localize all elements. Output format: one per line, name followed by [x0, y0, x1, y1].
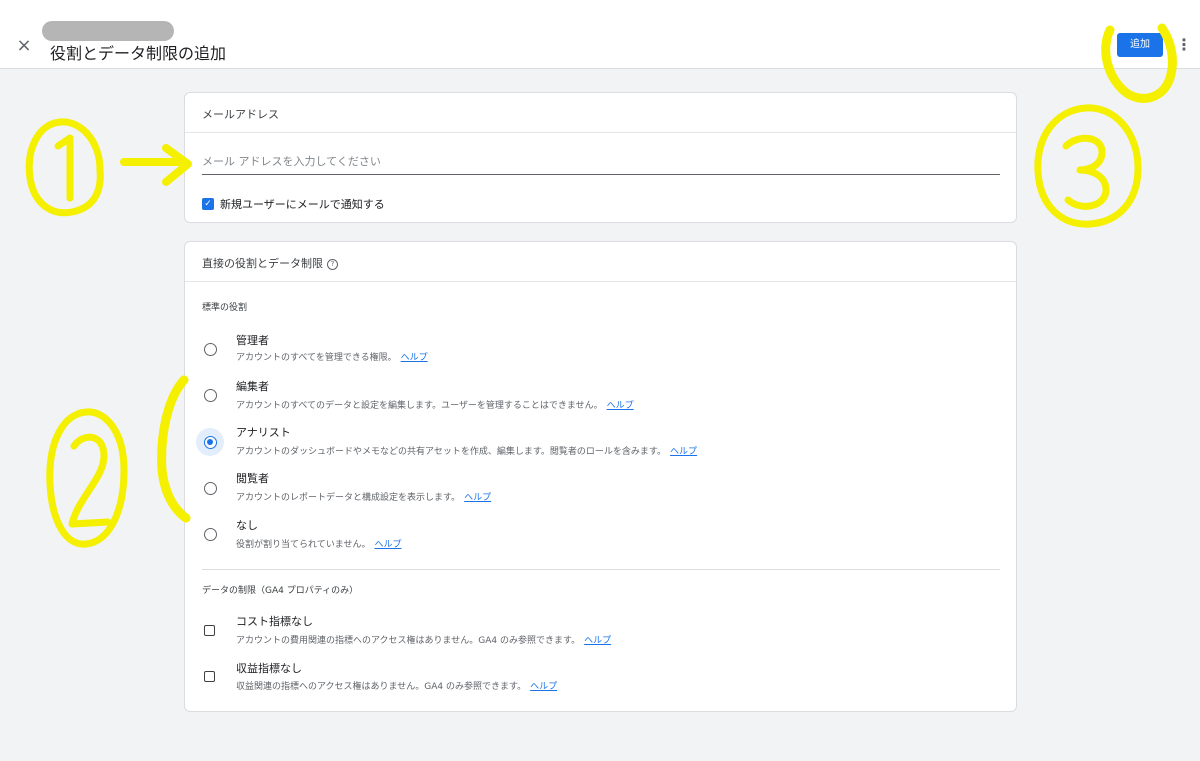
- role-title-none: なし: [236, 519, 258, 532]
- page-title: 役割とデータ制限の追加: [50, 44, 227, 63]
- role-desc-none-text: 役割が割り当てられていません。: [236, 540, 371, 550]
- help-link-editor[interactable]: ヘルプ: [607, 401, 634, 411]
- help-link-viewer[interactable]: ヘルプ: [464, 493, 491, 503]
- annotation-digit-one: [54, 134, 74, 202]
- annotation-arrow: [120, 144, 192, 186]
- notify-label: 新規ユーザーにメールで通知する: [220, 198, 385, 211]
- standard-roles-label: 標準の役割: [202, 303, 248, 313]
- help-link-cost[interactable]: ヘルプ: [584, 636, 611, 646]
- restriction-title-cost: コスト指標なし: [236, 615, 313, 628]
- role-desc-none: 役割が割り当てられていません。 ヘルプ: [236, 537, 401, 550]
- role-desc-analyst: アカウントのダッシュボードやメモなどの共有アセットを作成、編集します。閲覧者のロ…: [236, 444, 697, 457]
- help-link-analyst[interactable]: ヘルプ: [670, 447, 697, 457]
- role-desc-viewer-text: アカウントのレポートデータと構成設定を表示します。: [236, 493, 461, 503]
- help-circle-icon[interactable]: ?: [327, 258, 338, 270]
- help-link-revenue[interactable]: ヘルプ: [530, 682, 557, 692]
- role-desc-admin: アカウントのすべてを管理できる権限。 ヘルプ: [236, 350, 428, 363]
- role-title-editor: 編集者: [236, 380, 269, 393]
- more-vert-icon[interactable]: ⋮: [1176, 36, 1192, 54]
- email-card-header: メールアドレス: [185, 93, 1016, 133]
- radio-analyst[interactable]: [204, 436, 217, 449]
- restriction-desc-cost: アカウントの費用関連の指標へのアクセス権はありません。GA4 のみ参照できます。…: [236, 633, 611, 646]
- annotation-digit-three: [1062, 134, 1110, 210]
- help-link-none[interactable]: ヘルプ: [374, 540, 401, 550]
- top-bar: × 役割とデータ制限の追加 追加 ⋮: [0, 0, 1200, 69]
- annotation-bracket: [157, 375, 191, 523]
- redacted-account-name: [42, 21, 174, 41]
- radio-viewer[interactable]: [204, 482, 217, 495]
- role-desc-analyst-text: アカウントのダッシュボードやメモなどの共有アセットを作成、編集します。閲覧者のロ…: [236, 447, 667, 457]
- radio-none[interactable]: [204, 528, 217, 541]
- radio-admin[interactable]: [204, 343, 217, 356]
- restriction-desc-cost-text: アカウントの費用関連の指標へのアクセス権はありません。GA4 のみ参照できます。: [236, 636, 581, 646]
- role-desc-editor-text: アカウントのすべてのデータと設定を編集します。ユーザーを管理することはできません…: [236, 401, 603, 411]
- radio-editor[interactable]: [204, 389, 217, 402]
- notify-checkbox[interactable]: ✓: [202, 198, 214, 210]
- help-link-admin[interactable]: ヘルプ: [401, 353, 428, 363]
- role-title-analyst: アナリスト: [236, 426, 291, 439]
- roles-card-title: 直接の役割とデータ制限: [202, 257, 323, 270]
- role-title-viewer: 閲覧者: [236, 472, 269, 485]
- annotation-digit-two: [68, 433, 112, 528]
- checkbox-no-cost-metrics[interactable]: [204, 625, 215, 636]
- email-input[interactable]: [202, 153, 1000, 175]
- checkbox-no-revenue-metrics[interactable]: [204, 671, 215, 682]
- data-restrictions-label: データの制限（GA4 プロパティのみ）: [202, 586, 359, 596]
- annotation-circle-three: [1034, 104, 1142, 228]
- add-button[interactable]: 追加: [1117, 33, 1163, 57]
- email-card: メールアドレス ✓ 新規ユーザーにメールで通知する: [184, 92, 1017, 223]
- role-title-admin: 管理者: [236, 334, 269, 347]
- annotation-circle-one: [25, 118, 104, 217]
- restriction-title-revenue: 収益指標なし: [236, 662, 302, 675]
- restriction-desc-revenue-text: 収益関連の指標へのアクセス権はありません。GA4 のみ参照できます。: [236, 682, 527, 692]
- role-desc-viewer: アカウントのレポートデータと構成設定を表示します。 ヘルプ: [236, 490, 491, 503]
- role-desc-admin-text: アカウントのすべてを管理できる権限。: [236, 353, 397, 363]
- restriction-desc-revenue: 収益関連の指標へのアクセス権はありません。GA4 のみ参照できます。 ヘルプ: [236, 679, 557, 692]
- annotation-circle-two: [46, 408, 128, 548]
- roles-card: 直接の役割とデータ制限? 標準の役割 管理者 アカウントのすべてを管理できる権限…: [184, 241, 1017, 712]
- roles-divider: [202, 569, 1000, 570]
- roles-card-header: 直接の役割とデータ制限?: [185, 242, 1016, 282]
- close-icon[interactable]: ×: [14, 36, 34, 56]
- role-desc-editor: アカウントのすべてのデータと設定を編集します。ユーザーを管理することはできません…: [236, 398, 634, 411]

= Short exercise =
Copy the listing above line for line, character for character, but leave the picture out.

= Written response =
localize all elements. Output format: one per line, name followed by [x0, y0, x1, y1].
- role-title-none: なし: [236, 519, 258, 532]
- page-title: 役割とデータ制限の追加: [50, 44, 227, 63]
- role-desc-none-text: 役割が割り当てられていません。: [236, 540, 371, 550]
- help-link-editor[interactable]: ヘルプ: [607, 401, 634, 411]
- help-link-viewer[interactable]: ヘルプ: [464, 493, 491, 503]
- annotation-digit-one: [54, 134, 74, 202]
- annotation-arrow: [120, 144, 192, 186]
- notify-label: 新規ユーザーにメールで通知する: [220, 198, 385, 211]
- standard-roles-label: 標準の役割: [202, 303, 248, 313]
- help-link-cost[interactable]: ヘルプ: [584, 636, 611, 646]
- restriction-title-cost: コスト指標なし: [236, 615, 313, 628]
- role-desc-none: 役割が割り当てられていません。 ヘルプ: [236, 537, 401, 550]
- role-desc-analyst: アカウントのダッシュボードやメモなどの共有アセットを作成、編集します。閲覧者のロ…: [236, 444, 697, 457]
- help-link-analyst[interactable]: ヘルプ: [670, 447, 697, 457]
- role-desc-viewer-text: アカウントのレポートデータと構成設定を表示します。: [236, 493, 461, 503]
- help-circle-icon[interactable]: ?: [327, 258, 338, 270]
- help-link-revenue[interactable]: ヘルプ: [530, 682, 557, 692]
- role-desc-admin: アカウントのすべてを管理できる権限。 ヘルプ: [236, 350, 428, 363]
- role-title-editor: 編集者: [236, 380, 269, 393]
- more-vert-icon[interactable]: ⋮: [1176, 36, 1192, 54]
- email-card-header: メールアドレス: [185, 93, 1016, 133]
- radio-analyst[interactable]: [204, 436, 217, 449]
- restriction-desc-cost: アカウントの費用関連の指標へのアクセス権はありません。GA4 のみ参照できます。…: [236, 633, 611, 646]
- annotation-digit-three: [1062, 134, 1110, 210]
- help-link-none[interactable]: ヘルプ: [374, 540, 401, 550]
- top-bar: × 役割とデータ制限の追加 追加 ⋮: [0, 0, 1200, 69]
- annotation-bracket: [157, 375, 191, 523]
- redacted-account-name: [42, 21, 174, 41]
- radio-viewer[interactable]: [204, 482, 217, 495]
- role-desc-analyst-text: アカウントのダッシュボードやメモなどの共有アセットを作成、編集します。閲覧者のロ…: [236, 447, 667, 457]
- radio-none[interactable]: [204, 528, 217, 541]
- radio-admin[interactable]: [204, 343, 217, 356]
- restriction-desc-cost-text: アカウントの費用関連の指標へのアクセス権はありません。GA4 のみ参照できます。: [236, 636, 581, 646]
- role-desc-editor-text: アカウントのすべてのデータと設定を編集します。ユーザーを管理することはできません…: [236, 401, 603, 411]
- radio-editor[interactable]: [204, 389, 217, 402]
- notify-checkbox[interactable]: ✓: [202, 198, 214, 210]
- help-link-admin[interactable]: ヘルプ: [401, 353, 428, 363]
- role-title-analyst: アナリスト: [236, 426, 291, 439]
- roles-card-title: 直接の役割とデータ制限: [202, 257, 323, 270]
- role-title-viewer: 閲覧者: [236, 472, 269, 485]
- annotation-digit-two: [68, 433, 112, 528]
- checkbox-no-cost-metrics[interactable]: [204, 625, 215, 636]
- email-input[interactable]: [202, 153, 1000, 175]
- checkbox-no-revenue-metrics[interactable]: [204, 671, 215, 682]
- data-restrictions-label: データの制限（GA4 プロパティのみ）: [202, 586, 359, 596]
- annotation-circle-three: [1034, 104, 1142, 228]
- add-button[interactable]: 追加: [1117, 33, 1163, 57]
- email-card: メールアドレス ✓ 新規ユーザーにメールで通知する: [184, 92, 1017, 223]
- role-title-admin: 管理者: [236, 334, 269, 347]
- annotation-circle-one: [25, 118, 104, 217]
- restriction-title-revenue: 収益指標なし: [236, 662, 302, 675]
- restriction-desc-revenue-text: 収益関連の指標へのアクセス権はありません。GA4 のみ参照できます。: [236, 682, 527, 692]
- role-desc-viewer: アカウントのレポートデータと構成設定を表示します。 ヘルプ: [236, 490, 491, 503]
- role-desc-admin-text: アカウントのすべてを管理できる権限。: [236, 353, 397, 363]
- restriction-desc-revenue: 収益関連の指標へのアクセス権はありません。GA4 のみ参照できます。 ヘルプ: [236, 679, 557, 692]
- annotation-circle-two: [46, 408, 128, 548]
- roles-card: 直接の役割とデータ制限? 標準の役割 管理者 アカウントのすべてを管理できる権限…: [184, 241, 1017, 712]
- roles-divider: [202, 569, 1000, 570]
- roles-card-header: 直接の役割とデータ制限?: [185, 242, 1016, 282]
- close-icon[interactable]: ×: [14, 36, 34, 56]
- role-desc-editor: アカウントのすべてのデータと設定を編集します。ユーザーを管理することはできません…: [236, 398, 634, 411]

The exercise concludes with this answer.